- Task details -
In the entries, find all lines that hold the word "履行好维护国家政治安全" and copy them.

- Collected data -
## BEGIN

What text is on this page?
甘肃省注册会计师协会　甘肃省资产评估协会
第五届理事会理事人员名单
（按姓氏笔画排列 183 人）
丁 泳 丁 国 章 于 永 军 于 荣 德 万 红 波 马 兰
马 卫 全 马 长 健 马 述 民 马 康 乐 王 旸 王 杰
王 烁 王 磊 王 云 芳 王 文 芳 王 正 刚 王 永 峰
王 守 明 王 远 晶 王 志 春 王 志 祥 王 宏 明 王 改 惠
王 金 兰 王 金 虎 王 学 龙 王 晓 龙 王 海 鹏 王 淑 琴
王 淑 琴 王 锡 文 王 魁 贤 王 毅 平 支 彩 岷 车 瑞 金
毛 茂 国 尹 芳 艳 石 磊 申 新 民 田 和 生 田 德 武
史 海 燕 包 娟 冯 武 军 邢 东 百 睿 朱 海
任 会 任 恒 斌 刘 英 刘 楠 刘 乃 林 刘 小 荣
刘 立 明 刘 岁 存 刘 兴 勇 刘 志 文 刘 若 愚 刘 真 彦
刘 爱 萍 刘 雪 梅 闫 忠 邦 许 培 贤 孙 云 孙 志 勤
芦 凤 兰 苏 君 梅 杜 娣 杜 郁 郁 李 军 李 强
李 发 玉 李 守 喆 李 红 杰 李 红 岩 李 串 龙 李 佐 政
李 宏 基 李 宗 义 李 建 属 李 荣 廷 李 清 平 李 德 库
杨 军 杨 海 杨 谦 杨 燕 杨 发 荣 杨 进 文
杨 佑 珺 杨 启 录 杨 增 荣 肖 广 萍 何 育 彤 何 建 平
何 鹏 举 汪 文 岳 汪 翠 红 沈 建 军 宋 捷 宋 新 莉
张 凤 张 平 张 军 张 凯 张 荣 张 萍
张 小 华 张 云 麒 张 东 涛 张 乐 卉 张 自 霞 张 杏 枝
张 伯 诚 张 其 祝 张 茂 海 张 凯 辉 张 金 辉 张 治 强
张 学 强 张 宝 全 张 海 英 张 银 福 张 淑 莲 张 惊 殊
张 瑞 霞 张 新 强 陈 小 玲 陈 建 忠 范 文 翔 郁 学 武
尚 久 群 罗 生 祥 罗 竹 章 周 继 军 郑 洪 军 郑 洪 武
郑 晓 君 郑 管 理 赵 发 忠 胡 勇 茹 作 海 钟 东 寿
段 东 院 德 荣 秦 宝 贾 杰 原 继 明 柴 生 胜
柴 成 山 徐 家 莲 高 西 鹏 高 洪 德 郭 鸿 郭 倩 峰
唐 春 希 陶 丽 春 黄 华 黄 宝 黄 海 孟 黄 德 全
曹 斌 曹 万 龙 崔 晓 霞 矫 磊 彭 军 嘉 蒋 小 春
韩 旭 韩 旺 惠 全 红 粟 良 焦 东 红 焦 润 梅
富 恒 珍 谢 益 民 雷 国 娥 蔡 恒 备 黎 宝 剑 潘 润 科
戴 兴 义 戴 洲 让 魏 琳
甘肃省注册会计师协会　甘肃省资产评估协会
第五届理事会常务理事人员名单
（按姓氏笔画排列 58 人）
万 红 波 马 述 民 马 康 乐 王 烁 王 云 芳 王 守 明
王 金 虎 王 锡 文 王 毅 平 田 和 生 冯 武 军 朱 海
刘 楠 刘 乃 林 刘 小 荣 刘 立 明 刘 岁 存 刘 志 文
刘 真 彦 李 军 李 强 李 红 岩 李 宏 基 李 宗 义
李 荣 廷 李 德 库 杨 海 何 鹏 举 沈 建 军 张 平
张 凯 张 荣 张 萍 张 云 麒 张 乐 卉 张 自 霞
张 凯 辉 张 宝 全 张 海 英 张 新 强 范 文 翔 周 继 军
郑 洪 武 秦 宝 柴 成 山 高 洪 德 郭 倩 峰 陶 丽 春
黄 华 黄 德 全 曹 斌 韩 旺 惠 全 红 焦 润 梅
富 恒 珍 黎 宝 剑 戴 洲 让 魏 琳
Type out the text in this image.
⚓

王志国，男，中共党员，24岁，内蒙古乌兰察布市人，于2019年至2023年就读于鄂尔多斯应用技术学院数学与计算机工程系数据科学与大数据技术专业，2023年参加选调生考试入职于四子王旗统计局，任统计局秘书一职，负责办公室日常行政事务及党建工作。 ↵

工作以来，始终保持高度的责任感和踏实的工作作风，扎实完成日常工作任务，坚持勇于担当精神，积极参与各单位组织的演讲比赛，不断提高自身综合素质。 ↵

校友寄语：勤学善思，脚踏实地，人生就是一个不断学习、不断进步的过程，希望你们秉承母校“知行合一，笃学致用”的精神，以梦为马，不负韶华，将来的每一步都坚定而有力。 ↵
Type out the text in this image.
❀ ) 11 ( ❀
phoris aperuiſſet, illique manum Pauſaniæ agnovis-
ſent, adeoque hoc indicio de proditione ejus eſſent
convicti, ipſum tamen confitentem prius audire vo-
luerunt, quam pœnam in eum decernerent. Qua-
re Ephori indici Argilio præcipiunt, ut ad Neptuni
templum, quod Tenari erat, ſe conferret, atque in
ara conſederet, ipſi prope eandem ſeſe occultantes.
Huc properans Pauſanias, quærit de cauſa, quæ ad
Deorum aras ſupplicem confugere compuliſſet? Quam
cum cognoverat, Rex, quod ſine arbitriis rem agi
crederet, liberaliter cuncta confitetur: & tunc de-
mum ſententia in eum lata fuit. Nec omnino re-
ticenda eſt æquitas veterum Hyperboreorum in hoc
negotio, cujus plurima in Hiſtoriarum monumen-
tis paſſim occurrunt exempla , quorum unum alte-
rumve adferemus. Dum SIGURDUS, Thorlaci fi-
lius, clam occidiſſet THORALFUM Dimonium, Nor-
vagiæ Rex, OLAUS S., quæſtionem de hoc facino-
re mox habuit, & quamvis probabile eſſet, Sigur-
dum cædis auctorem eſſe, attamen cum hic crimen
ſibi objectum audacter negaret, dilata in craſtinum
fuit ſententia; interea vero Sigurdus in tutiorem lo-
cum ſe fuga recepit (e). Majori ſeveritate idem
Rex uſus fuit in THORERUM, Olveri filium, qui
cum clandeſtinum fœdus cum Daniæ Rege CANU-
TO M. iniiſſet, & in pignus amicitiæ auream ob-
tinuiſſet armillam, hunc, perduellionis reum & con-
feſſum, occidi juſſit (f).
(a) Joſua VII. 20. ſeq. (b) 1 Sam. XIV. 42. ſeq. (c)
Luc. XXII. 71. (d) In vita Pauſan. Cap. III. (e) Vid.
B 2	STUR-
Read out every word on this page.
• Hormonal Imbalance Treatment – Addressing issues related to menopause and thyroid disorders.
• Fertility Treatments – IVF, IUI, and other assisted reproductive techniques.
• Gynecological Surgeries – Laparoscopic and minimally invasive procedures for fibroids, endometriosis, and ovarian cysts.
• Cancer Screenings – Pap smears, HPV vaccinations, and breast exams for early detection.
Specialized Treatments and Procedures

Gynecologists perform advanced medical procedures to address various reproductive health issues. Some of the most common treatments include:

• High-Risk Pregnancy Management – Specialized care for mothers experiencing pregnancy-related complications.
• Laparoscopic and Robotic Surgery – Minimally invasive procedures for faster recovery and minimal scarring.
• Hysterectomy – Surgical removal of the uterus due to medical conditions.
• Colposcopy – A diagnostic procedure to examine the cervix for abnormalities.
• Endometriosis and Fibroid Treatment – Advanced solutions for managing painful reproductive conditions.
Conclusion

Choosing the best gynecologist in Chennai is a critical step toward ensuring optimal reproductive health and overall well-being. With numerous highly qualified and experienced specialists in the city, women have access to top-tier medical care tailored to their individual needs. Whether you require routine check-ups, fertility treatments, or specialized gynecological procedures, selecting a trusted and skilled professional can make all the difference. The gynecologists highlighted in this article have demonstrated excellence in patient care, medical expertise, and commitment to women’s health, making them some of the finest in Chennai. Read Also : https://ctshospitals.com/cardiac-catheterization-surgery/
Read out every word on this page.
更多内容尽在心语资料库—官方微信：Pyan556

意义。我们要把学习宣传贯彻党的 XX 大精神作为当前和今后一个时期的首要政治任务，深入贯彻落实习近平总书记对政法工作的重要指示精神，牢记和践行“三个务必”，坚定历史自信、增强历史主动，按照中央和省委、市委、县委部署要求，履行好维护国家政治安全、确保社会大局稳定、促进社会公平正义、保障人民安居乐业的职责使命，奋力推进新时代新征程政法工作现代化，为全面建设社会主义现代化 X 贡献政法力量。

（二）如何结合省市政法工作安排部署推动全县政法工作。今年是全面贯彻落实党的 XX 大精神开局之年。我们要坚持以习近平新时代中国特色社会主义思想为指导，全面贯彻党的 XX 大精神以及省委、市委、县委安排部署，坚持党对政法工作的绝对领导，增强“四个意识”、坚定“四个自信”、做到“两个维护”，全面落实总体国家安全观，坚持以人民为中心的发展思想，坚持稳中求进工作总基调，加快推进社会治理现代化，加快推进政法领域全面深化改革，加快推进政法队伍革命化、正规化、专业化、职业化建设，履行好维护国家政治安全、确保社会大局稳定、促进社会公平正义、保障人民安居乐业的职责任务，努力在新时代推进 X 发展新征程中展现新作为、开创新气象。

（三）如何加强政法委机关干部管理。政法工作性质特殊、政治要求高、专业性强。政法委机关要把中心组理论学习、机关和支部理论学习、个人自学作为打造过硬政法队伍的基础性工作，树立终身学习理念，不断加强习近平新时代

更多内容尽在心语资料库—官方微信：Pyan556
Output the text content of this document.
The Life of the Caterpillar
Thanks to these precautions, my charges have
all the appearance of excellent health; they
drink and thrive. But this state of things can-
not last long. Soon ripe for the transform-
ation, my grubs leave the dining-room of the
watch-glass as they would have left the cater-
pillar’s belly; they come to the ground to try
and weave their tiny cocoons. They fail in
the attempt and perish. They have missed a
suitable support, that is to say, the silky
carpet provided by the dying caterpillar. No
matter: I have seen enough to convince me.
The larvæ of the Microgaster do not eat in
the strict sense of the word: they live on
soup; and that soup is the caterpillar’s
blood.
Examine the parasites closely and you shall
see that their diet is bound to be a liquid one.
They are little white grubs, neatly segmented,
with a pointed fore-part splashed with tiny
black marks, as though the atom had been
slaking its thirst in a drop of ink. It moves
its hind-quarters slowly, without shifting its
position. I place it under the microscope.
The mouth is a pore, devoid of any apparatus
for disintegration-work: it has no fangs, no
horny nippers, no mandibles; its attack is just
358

## END

- Answer to the task -
意义。我们要把学习宣传贯彻党的 XX 大精神作为当前和今后一个时期的首要政治任务，深入贯彻落实习近平总书记对政法工作的重要指示精神，牢记和践行“三个务必”，坚定历史自信、增强历史主动，按照中央和省委、市委、县委部署要求，履行好维护国家政治安全、确保社会大局稳定、促进社会公平正义、保障人民安居乐业的职责使命，奋力推进新时代新征程政法工作现代化，为全面建设社会主义现代化 X 贡献政法力量。
（二）如何结合省市政法工作安排部署推动全县政法工作。今年是全面贯彻落实党的 XX 大精神开局之年。我们要坚持以习近平新时代中国特色社会主义思想为指导，全面贯彻党的 XX 大精神以及省委、市委、县委安排部署，坚持党对政法工作的绝对领导，增强“四个意识”、坚定“四个自信”、做到“两个维护”，全面落实总体国家安全观，坚持以人民为中心的发展思想，坚持稳中求进工作总基调，加快推进社会治理现代化，加快推进政法领域全面深化改革，加快推进政法队伍革命化、正规化、专业化、职业化建设，履行好维护国家政治安全、确保社会大局稳定、促进社会公平正义、保障人民安居乐业的职责任务，努力在新时代推进 X 发展新征程中展现新作为、开创新气象。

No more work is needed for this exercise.